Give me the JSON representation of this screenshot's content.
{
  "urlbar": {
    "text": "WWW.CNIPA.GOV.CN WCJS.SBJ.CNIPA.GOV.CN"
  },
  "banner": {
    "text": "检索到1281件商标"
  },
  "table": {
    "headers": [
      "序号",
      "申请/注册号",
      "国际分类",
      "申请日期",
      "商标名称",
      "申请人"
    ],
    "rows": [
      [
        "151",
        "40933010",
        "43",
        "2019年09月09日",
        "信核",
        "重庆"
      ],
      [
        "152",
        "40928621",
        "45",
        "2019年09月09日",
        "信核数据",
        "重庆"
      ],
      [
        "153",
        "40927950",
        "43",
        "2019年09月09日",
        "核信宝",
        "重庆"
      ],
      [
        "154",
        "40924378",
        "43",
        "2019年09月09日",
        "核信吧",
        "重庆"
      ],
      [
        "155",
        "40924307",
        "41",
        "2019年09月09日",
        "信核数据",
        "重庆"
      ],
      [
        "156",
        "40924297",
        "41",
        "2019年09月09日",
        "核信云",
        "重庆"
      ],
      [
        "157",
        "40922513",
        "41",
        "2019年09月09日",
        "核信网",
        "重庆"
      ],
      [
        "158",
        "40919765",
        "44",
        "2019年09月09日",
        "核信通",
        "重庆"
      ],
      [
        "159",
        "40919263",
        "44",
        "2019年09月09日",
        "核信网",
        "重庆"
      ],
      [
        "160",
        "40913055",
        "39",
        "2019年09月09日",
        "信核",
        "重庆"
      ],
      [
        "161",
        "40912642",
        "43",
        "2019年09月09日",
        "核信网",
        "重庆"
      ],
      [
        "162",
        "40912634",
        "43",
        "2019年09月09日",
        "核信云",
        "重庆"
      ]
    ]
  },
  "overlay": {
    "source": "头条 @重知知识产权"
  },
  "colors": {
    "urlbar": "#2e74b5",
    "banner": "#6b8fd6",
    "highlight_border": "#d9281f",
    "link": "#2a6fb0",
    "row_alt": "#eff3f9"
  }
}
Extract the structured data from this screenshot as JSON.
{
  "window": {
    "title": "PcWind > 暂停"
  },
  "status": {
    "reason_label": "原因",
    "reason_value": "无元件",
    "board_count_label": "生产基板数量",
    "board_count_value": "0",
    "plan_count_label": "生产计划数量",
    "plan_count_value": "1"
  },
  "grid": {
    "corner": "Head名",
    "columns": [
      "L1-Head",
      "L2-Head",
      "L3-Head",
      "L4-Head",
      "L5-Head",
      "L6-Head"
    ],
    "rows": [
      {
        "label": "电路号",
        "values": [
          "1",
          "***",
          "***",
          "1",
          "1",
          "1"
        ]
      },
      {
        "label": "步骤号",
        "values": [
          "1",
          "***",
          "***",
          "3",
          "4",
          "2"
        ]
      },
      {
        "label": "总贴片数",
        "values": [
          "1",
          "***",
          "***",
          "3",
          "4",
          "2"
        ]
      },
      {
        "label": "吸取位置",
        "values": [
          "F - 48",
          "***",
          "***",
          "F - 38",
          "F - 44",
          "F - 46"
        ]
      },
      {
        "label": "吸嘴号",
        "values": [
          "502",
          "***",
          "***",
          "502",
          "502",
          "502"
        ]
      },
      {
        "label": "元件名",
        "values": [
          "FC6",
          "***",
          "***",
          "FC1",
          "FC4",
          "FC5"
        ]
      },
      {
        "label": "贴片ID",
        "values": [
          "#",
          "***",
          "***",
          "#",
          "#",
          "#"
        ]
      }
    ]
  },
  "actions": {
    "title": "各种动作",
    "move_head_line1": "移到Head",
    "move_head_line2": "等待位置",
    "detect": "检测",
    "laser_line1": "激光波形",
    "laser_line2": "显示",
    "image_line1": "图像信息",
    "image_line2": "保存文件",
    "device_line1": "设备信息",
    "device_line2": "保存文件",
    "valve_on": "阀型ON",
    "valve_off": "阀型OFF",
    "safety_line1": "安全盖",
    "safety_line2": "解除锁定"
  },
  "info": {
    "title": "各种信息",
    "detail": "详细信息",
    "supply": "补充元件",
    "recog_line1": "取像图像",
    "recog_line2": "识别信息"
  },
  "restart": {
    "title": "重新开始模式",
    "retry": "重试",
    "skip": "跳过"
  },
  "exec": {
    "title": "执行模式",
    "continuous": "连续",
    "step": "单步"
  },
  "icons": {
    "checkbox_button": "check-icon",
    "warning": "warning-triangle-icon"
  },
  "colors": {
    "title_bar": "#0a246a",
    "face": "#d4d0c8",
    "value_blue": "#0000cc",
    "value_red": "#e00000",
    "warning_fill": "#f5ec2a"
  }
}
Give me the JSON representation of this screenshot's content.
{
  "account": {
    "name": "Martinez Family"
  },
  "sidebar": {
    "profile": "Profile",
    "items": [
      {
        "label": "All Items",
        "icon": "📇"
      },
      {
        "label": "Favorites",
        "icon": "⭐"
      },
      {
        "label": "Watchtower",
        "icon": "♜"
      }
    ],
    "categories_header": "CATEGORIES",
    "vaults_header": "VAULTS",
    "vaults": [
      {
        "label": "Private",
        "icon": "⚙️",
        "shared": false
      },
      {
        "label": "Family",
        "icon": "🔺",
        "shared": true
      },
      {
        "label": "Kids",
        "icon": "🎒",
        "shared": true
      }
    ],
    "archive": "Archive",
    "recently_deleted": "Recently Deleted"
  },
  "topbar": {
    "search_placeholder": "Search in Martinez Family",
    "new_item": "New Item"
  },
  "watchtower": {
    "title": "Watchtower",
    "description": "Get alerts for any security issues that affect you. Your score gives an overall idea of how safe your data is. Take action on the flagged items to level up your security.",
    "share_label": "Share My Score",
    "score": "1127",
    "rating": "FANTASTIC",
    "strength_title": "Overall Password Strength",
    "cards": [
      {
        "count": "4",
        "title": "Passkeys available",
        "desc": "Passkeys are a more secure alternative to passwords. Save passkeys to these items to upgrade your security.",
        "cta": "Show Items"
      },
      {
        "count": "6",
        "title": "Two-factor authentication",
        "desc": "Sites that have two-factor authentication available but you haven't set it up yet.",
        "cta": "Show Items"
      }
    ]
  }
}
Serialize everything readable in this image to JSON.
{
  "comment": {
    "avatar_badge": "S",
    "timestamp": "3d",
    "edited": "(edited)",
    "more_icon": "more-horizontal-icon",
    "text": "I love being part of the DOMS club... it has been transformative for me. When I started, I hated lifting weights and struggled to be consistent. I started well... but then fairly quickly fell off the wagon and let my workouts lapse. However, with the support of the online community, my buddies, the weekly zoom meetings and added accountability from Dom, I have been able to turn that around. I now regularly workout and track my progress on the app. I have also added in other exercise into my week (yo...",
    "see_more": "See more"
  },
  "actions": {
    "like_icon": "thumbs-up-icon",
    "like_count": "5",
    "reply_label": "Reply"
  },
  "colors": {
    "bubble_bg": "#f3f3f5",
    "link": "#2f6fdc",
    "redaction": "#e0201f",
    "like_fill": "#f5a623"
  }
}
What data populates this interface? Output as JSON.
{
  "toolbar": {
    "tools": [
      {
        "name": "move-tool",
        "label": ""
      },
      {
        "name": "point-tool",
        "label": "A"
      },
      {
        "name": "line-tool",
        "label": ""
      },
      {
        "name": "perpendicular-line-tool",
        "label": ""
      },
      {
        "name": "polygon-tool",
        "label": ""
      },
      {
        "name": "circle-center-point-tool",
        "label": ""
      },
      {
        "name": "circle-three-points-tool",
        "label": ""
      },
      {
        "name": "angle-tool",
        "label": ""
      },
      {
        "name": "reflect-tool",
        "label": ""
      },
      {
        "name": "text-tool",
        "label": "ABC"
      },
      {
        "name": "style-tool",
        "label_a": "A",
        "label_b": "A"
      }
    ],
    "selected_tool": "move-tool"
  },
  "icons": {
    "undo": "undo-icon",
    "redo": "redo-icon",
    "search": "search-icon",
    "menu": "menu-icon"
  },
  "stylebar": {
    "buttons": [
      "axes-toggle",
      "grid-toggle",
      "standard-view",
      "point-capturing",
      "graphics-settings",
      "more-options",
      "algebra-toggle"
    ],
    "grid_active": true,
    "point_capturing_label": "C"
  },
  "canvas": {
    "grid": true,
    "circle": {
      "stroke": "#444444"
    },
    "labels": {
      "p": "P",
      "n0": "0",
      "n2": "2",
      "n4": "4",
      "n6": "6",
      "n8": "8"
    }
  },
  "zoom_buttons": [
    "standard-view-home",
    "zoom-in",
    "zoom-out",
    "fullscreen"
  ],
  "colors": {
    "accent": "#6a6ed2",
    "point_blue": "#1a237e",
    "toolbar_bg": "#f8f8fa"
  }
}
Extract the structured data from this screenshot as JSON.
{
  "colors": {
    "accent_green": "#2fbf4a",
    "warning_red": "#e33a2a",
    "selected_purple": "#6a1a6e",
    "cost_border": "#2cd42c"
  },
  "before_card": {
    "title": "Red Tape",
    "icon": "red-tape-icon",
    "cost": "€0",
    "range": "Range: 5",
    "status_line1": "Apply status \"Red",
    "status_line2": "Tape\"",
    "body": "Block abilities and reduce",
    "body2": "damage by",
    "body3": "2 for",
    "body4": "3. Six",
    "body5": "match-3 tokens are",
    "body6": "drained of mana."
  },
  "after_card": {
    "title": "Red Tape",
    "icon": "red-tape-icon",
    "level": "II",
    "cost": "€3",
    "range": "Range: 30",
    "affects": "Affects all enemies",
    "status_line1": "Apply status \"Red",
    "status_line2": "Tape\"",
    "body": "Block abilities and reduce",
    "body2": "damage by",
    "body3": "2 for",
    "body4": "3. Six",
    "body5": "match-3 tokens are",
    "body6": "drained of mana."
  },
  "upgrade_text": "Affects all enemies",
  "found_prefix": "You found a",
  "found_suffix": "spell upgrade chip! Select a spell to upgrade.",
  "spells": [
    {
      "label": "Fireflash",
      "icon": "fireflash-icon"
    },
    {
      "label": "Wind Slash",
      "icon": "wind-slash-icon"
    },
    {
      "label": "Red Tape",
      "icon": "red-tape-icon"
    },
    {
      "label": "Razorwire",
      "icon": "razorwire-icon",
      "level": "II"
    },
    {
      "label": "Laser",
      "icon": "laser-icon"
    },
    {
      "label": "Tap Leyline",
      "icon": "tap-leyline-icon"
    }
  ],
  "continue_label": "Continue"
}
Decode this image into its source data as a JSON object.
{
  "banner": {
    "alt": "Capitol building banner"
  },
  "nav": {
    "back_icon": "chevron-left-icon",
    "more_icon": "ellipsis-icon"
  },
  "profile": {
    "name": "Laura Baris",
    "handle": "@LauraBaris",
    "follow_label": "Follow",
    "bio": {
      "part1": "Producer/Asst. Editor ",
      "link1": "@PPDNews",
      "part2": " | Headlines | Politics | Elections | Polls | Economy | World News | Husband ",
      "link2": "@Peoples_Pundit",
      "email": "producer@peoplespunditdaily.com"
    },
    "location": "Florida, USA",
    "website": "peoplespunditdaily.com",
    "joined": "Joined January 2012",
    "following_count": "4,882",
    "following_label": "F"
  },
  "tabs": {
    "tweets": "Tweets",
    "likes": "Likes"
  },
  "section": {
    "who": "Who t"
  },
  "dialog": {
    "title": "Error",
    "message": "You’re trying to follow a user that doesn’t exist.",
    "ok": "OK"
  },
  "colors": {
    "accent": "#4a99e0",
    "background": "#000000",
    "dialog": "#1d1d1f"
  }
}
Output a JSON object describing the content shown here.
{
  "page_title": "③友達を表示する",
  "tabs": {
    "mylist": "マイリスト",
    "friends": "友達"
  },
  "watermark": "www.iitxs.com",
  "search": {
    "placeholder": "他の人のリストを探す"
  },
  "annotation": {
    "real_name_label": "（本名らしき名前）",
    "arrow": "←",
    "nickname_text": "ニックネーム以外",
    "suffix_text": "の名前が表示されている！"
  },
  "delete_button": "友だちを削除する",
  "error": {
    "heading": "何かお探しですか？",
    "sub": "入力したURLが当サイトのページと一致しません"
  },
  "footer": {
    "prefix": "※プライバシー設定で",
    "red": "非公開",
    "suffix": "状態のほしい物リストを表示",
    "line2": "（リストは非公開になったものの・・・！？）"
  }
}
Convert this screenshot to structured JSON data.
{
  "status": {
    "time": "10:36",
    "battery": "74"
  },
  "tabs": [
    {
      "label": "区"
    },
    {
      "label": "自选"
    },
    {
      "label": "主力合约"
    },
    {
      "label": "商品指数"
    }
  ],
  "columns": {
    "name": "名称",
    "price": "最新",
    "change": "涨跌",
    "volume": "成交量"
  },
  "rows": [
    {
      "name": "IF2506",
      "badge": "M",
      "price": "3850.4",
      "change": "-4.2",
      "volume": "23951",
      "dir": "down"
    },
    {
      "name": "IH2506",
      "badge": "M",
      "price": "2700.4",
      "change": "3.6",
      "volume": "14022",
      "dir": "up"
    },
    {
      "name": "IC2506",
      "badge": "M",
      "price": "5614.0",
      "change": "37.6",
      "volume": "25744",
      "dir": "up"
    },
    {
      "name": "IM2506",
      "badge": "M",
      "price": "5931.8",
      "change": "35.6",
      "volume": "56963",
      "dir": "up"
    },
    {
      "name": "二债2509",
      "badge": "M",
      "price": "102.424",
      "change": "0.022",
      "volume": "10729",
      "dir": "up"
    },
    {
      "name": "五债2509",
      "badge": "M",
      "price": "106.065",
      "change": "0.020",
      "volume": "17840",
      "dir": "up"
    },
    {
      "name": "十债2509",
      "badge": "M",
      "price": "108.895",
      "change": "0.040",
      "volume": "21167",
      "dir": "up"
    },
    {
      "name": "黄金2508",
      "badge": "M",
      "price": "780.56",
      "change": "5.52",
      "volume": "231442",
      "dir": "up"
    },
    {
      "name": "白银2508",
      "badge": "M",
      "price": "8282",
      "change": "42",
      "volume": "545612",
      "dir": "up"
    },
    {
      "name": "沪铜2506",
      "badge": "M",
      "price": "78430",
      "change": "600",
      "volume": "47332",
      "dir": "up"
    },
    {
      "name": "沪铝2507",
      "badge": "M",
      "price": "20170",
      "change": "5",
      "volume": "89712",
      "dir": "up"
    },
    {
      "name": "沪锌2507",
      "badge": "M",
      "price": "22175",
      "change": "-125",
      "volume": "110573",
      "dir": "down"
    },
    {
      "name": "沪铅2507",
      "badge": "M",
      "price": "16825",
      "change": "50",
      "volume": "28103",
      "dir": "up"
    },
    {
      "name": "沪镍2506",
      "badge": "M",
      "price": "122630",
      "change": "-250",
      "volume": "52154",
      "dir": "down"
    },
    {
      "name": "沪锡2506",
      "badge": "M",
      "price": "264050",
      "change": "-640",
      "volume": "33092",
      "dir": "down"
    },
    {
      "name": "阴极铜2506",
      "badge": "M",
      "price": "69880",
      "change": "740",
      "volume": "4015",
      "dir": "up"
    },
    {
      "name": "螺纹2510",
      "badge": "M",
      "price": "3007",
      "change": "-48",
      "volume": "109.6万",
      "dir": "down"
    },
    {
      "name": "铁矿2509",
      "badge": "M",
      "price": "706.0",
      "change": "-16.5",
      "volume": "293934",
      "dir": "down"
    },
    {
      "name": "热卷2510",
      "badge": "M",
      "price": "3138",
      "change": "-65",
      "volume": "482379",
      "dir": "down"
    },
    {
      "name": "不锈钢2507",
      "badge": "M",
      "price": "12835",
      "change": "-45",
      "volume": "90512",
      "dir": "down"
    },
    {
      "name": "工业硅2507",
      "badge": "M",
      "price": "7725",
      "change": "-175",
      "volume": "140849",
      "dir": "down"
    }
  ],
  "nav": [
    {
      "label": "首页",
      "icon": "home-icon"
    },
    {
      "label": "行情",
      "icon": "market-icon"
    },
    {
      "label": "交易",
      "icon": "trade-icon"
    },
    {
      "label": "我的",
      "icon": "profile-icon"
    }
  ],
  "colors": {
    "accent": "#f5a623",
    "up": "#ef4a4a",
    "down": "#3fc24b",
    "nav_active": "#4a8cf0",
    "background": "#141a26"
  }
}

########################################

YOUR OBJECTIVE:
Count the lines of the data that contain the string "have", and reply with that number alone.

SOLUTION TO THIS TASK:
2